─── LISTED RECORDS

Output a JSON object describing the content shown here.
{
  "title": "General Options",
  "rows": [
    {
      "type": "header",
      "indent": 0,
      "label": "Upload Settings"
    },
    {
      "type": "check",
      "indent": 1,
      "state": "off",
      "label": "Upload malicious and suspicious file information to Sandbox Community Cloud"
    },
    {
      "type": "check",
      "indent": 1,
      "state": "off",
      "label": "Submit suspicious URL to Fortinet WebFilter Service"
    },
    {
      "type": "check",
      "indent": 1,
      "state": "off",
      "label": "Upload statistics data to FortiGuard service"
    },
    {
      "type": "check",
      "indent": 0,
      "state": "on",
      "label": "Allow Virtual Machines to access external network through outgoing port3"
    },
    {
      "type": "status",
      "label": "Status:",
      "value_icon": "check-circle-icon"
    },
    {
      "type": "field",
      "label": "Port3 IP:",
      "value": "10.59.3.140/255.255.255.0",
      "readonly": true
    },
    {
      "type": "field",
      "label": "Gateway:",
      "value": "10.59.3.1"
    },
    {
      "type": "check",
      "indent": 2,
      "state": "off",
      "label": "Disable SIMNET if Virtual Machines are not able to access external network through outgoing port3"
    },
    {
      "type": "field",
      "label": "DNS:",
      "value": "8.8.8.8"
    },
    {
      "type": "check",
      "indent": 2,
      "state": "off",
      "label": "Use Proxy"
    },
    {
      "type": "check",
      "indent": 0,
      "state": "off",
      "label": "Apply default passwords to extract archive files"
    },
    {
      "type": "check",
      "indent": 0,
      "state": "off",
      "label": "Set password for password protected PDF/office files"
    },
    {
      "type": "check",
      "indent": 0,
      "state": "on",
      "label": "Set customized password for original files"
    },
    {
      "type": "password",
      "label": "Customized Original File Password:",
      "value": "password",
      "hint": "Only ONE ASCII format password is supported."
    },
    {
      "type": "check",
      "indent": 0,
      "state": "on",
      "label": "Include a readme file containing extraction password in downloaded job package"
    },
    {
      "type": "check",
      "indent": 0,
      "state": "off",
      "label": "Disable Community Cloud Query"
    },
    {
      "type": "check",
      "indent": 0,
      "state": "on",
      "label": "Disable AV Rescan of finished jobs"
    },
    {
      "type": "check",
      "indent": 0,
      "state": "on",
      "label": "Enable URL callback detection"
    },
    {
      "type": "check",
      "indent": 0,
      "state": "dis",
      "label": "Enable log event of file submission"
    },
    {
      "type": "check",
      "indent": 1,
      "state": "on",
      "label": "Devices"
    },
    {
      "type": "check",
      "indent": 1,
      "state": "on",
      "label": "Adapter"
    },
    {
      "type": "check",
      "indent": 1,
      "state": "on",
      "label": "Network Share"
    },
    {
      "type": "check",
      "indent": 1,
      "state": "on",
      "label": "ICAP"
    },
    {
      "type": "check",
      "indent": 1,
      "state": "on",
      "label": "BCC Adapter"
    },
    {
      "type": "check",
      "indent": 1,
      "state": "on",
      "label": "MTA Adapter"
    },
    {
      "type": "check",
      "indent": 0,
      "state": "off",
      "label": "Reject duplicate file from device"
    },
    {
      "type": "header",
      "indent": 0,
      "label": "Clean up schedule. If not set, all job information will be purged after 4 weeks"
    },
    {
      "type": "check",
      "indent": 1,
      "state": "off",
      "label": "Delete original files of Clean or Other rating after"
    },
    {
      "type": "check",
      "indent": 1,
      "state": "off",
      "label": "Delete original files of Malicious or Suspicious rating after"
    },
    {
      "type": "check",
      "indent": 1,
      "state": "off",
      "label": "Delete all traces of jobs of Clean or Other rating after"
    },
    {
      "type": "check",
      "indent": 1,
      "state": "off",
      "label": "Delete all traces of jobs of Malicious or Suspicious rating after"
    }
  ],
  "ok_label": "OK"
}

──────

## EXERCISE DETAILS
Find the lines with the string "access" and reproduce them.

## WORKED ANSWER
      "label": "Allow Virtual Machines to access external network through outgoing port3"
      "label": "Disable SIMNET if Virtual Machines are not able to access external network through outgoing port3"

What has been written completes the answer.